_Work required_. Collect each line containing "FITC".

Recorded data:

--------

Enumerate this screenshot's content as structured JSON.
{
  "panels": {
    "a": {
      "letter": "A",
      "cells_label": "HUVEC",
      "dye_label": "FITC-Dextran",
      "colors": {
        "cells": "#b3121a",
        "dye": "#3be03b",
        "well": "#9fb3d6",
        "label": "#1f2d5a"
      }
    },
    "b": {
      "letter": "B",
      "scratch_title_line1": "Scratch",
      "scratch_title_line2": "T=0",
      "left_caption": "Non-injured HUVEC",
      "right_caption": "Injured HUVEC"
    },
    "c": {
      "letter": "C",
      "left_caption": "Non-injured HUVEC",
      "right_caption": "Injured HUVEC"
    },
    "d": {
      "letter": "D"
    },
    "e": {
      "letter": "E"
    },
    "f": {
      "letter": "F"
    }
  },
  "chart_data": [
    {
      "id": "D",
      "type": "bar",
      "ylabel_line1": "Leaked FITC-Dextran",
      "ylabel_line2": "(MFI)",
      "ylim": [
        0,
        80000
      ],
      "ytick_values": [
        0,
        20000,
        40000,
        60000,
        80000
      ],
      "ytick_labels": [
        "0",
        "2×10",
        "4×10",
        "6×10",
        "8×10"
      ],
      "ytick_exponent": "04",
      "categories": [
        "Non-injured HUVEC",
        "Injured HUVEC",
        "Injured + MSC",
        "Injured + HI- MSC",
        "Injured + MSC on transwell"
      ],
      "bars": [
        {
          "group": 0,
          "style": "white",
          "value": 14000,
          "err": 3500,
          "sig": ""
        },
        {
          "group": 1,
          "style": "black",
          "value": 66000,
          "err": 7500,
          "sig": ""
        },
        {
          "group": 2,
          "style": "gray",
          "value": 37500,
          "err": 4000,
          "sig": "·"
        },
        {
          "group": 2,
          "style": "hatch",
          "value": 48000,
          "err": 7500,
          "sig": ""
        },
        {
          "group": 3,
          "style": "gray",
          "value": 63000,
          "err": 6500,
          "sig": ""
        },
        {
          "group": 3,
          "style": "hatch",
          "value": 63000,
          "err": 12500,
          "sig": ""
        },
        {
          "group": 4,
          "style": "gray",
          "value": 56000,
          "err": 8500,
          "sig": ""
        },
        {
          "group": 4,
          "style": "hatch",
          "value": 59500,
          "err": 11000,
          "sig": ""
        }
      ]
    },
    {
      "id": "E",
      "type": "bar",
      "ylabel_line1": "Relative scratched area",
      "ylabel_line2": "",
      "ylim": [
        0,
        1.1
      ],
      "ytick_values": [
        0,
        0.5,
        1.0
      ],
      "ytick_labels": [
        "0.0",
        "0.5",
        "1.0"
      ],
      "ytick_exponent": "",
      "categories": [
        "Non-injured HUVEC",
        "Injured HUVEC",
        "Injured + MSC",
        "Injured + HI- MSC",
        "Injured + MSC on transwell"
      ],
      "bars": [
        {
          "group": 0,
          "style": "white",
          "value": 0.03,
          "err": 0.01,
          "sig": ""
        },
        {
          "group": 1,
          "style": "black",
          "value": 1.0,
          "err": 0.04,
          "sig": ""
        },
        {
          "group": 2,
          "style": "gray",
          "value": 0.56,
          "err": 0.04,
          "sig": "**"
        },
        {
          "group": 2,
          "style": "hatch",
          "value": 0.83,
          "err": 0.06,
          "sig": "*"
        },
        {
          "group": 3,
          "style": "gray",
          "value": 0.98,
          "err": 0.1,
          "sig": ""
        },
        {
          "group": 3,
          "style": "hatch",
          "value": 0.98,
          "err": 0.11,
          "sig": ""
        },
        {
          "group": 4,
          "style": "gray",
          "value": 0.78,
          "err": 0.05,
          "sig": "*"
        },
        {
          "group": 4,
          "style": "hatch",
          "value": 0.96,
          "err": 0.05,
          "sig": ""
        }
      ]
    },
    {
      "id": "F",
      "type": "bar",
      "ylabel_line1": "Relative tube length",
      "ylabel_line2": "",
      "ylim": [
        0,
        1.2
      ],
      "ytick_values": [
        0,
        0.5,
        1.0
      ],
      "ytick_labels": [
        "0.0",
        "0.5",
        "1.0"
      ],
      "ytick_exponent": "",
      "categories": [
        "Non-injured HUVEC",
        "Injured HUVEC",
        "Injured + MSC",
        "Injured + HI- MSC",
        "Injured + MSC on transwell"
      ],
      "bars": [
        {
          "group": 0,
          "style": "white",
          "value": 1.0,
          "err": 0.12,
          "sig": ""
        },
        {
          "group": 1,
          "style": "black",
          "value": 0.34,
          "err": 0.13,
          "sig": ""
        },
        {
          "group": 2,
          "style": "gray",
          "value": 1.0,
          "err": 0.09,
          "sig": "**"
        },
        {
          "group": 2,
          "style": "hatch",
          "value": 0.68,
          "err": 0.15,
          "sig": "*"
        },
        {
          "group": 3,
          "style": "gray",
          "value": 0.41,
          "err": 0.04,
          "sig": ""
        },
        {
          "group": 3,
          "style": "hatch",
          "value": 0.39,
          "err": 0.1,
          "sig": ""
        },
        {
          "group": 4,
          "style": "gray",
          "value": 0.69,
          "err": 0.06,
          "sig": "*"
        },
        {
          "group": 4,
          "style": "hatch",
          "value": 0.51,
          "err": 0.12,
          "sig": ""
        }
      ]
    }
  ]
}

--------

_Task output_.
      "dye_label": "FITC-Dextran",
      "ylabel_line1": "Leaked FITC-Dextran",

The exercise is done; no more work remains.